**Exercise details:** Only lines holding the word "meet" should be copied from the material.
BEGIN
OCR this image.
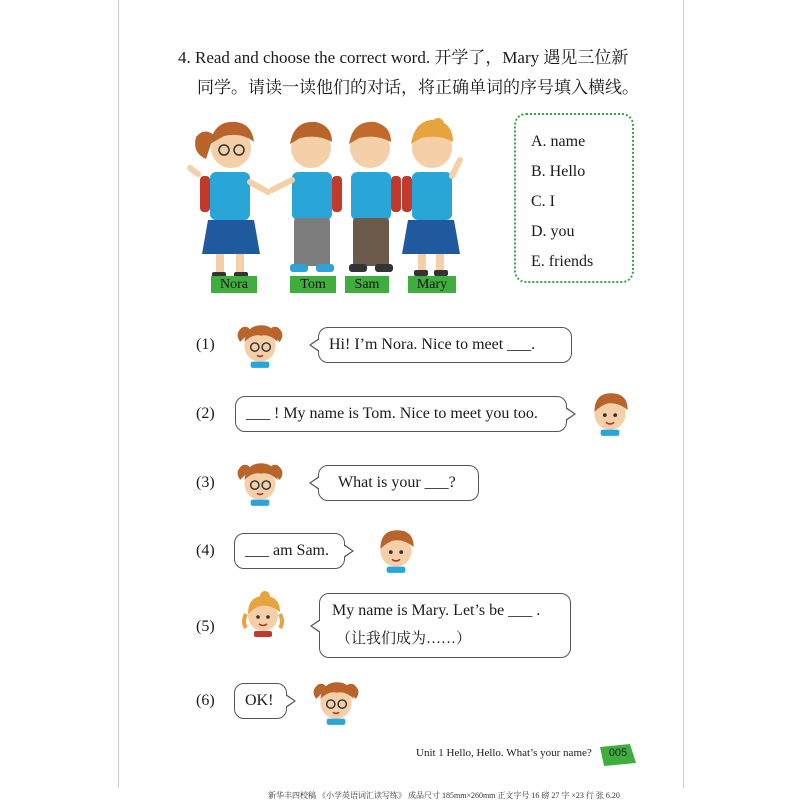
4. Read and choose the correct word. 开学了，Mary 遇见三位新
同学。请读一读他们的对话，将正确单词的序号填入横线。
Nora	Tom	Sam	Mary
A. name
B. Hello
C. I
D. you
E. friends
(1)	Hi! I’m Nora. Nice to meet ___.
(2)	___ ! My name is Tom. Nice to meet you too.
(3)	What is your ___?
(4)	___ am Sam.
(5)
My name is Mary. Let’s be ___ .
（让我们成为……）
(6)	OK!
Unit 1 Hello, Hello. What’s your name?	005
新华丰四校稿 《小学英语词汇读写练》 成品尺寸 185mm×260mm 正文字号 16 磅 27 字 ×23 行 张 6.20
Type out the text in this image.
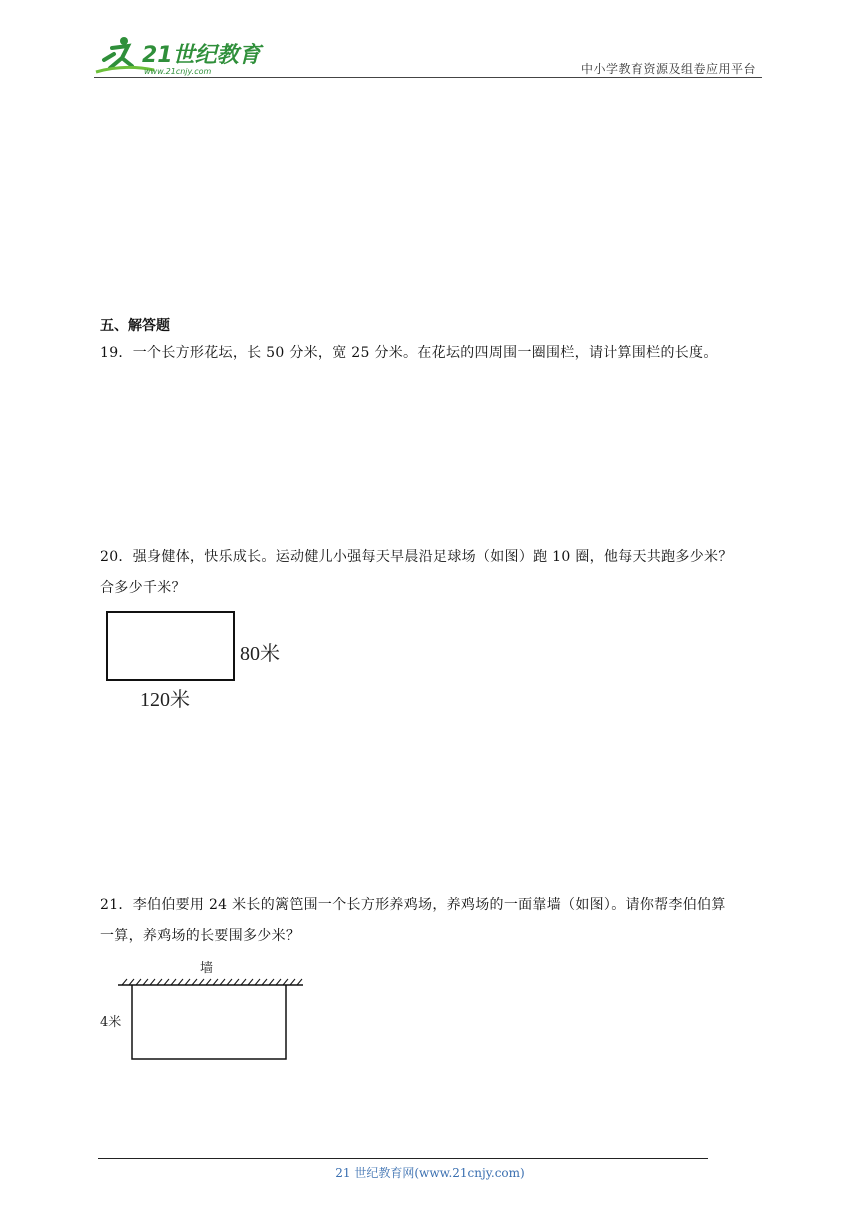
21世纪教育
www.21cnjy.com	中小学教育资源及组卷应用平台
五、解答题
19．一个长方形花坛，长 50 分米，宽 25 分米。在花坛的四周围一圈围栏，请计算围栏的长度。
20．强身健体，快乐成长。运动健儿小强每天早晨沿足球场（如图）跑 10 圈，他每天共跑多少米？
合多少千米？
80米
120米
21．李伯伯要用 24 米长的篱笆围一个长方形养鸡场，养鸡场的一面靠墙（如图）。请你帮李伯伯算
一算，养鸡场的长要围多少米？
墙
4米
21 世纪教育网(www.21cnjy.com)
END
BEGIN
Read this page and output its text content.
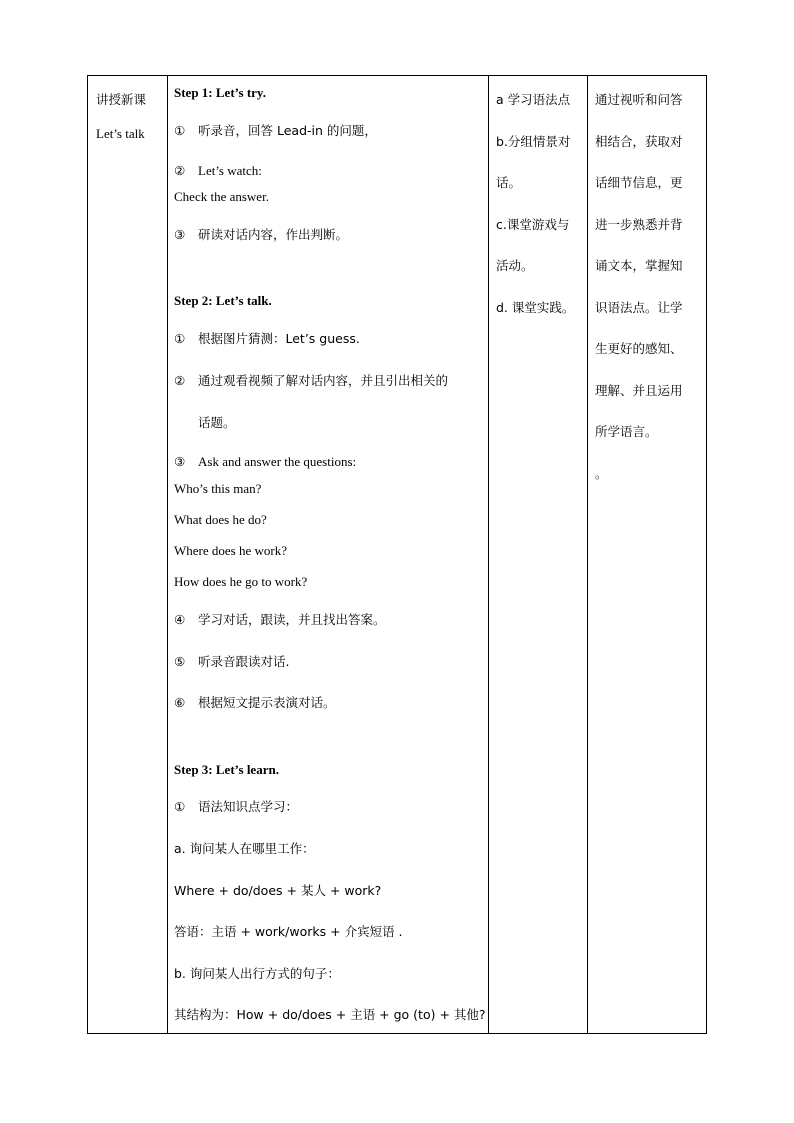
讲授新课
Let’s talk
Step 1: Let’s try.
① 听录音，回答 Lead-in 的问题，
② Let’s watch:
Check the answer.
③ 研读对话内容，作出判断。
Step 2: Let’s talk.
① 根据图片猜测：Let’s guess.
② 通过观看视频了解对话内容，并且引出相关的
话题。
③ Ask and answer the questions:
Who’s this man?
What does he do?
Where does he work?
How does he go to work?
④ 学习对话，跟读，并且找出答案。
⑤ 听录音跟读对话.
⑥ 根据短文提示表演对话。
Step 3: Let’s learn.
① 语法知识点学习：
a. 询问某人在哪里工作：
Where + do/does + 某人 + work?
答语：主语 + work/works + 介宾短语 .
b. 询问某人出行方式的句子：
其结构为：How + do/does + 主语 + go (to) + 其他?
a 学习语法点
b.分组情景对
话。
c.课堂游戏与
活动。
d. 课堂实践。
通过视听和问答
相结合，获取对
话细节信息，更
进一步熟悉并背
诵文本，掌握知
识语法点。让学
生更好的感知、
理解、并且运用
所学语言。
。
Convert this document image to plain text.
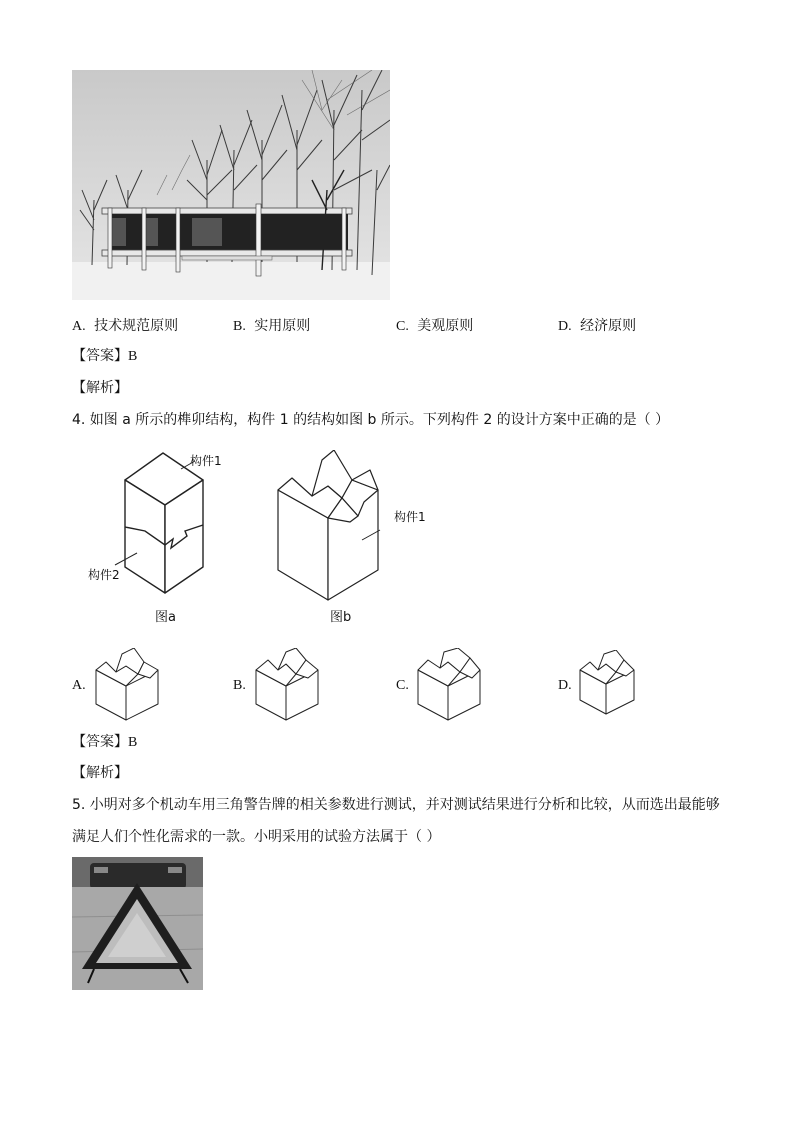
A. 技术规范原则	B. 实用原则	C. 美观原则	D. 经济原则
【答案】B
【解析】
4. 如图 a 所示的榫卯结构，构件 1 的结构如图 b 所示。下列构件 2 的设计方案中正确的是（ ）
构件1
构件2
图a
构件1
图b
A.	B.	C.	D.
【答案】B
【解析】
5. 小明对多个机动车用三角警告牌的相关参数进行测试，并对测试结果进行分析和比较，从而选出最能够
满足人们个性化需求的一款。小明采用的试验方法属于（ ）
END
BEGIN
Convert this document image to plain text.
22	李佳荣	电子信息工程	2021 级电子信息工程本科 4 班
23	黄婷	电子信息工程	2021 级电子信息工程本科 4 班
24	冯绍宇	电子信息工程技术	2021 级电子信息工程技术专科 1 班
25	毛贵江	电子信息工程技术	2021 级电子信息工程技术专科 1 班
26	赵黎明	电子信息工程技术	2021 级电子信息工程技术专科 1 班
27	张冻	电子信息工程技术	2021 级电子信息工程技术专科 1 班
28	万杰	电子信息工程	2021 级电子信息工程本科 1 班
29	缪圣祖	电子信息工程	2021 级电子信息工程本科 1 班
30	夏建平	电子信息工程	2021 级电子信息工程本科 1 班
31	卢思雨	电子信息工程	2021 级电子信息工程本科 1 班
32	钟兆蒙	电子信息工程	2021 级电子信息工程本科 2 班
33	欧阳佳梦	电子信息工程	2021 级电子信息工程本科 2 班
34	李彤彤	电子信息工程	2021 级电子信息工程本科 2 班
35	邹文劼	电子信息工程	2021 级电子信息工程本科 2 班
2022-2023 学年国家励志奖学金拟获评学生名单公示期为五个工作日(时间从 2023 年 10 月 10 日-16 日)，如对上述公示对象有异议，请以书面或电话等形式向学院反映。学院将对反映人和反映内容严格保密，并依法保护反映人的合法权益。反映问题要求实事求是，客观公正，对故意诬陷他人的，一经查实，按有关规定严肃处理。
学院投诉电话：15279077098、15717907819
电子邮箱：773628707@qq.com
END
**Output of the task:**
(1)	Hi! I’m Nora. Nice to meet ___.
(2)	___ ! My name is Tom. Nice to meet you too.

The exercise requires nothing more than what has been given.